▶ [OBJECTIVE]
Reproduce each line of the listing exactly.

▶ [EXERCISE INPUTS]
--- begin ---

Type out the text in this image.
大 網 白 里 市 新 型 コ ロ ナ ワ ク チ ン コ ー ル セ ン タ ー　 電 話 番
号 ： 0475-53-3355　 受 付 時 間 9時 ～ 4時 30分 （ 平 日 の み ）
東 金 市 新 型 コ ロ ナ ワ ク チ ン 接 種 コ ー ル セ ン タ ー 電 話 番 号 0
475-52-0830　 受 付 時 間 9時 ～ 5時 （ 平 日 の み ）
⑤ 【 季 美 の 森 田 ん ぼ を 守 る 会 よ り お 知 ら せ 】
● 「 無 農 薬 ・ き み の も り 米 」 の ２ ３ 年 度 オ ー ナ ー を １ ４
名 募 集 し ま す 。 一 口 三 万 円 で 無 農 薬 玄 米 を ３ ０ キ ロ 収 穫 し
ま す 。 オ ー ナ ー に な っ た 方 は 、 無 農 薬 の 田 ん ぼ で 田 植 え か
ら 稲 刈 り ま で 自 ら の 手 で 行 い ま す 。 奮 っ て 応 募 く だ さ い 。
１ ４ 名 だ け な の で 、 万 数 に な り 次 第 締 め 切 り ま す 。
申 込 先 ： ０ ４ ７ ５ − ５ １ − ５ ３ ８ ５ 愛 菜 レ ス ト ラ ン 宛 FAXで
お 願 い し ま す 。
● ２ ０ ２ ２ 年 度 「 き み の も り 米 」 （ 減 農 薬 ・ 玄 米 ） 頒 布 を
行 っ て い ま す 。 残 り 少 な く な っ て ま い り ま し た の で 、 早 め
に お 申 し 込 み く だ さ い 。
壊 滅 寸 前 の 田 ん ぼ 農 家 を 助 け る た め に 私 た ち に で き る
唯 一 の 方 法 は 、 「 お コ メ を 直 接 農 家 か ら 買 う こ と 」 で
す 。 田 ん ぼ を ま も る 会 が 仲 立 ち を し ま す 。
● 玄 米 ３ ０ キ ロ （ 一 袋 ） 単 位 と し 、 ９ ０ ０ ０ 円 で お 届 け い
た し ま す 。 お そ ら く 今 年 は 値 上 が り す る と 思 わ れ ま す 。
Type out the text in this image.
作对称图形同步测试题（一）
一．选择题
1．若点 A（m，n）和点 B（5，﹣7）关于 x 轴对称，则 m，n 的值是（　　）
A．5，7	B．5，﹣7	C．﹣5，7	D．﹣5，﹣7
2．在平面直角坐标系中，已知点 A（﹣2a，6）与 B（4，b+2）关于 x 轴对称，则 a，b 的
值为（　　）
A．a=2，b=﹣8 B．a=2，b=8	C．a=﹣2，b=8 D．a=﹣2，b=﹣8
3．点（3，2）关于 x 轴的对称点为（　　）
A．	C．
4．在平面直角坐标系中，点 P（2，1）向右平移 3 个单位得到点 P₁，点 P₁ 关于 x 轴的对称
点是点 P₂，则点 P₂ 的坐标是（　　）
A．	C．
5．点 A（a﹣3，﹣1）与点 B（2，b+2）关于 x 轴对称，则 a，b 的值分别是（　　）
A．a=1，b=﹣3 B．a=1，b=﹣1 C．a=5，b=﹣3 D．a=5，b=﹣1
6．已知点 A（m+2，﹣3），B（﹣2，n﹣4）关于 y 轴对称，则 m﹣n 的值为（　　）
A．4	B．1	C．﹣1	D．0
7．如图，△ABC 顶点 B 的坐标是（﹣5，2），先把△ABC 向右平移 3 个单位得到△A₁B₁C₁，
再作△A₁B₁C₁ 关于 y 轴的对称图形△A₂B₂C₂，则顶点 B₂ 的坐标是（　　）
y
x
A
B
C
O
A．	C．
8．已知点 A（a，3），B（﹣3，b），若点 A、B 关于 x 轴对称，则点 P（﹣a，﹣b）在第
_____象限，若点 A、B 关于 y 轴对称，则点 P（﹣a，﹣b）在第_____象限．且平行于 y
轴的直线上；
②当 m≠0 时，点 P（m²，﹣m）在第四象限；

--- end ---

▶ [COMPLETE OUTPUT]
Type out the text in this image.
大 網 白 里 市 新 型 コ ロ ナ ワ ク チ ン コ ー ル セ ン タ ー　 電 話 番
号 ： 0475-53-3355　 受 付 時 間 9時 ～ 4時 30分 （ 平 日 の み ）
東 金 市 新 型 コ ロ ナ ワ ク チ ン 接 種 コ ー ル セ ン タ ー 電 話 番 号 0
475-52-0830　 受 付 時 間 9時 ～ 5時 （ 平 日 の み ）
⑤ 【 季 美 の 森 田 ん ぼ を 守 る 会 よ り お 知 ら せ 】
● 「 無 農 薬 ・ き み の も り 米 」 の ２ ３ 年 度 オ ー ナ ー を １ ４
名 募 集 し ま す 。 一 口 三 万 円 で 無 農 薬 玄 米 を ３ ０ キ ロ 収 穫 し
ま す 。 オ ー ナ ー に な っ た 方 は 、 無 農 薬 の 田 ん ぼ で 田 植 え か
ら 稲 刈 り ま で 自 ら の 手 で 行 い ま す 。 奮 っ て 応 募 く だ さ い 。
１ ４ 名 だ け な の で 、 万 数 に な り 次 第 締 め 切 り ま す 。
申 込 先 ： ０ ４ ７ ５ − ５ １ − ５ ３ ８ ５ 愛 菜 レ ス ト ラ ン 宛 FAXで
お 願 い し ま す 。
● ２ ０ ２ ２ 年 度 「 き み の も り 米 」 （ 減 農 薬 ・ 玄 米 ） 頒 布 を
行 っ て い ま す 。 残 り 少 な く な っ て ま い り ま し た の で 、 早 め
に お 申 し 込 み く だ さ い 。
壊 滅 寸 前 の 田 ん ぼ 農 家 を 助 け る た め に 私 た ち に で き る
唯 一 の 方 法 は 、 「 お コ メ を 直 接 農 家 か ら 買 う こ と 」 で
す 。 田 ん ぼ を ま も る 会 が 仲 立 ち を し ま す 。
● 玄 米 ３ ０ キ ロ （ 一 袋 ） 単 位 と し 、 ９ ０ ０ ０ 円 で お 届 け い
た し ま す 。 お そ ら く 今 年 は 値 上 が り す る と 思 わ れ ま す 。
Type out the text in this image.
作对称图形同步测试题（一）
一．选择题
1．若点 A（m，n）和点 B（5，﹣7）关于 x 轴对称，则 m，n 的值是（　　）
A．5，7	B．5，﹣7	C．﹣5，7	D．﹣5，﹣7
2．在平面直角坐标系中，已知点 A（﹣2a，6）与 B（4，b+2）关于 x 轴对称，则 a，b 的
值为（　　）
A．a=2，b=﹣8 B．a=2，b=8	C．a=﹣2，b=8 D．a=﹣2，b=﹣8
3．点（3，2）关于 x 轴的对称点为（　　）
A．	C．
4．在平面直角坐标系中，点 P（2，1）向右平移 3 个单位得到点 P₁，点 P₁ 关于 x 轴的对称
点是点 P₂，则点 P₂ 的坐标是（　　）
A．	C．
5．点 A（a﹣3，﹣1）与点 B（2，b+2）关于 x 轴对称，则 a，b 的值分别是（　　）
A．a=1，b=﹣3 B．a=1，b=﹣1 C．a=5，b=﹣3 D．a=5，b=﹣1
6．已知点 A（m+2，﹣3），B（﹣2，n﹣4）关于 y 轴对称，则 m﹣n 的值为（　　）
A．4	B．1	C．﹣1	D．0
7．如图，△ABC 顶点 B 的坐标是（﹣5，2），先把△ABC 向右平移 3 个单位得到△A₁B₁C₁，
再作△A₁B₁C₁ 关于 y 轴的对称图形△A₂B₂C₂，则顶点 B₂ 的坐标是（　　）
y
x
A
B
C
O
A．	C．
8．已知点 A（a，3），B（﹣3，b），若点 A、B 关于 x 轴对称，则点 P（﹣a，﹣b）在第
_____象限，若点 A、B 关于 y 轴对称，则点 P（﹣a，﹣b）在第_____象限．且平行于 y
轴的直线上；
②当 m≠0 时，点 P（m²，﹣m）在第四象限；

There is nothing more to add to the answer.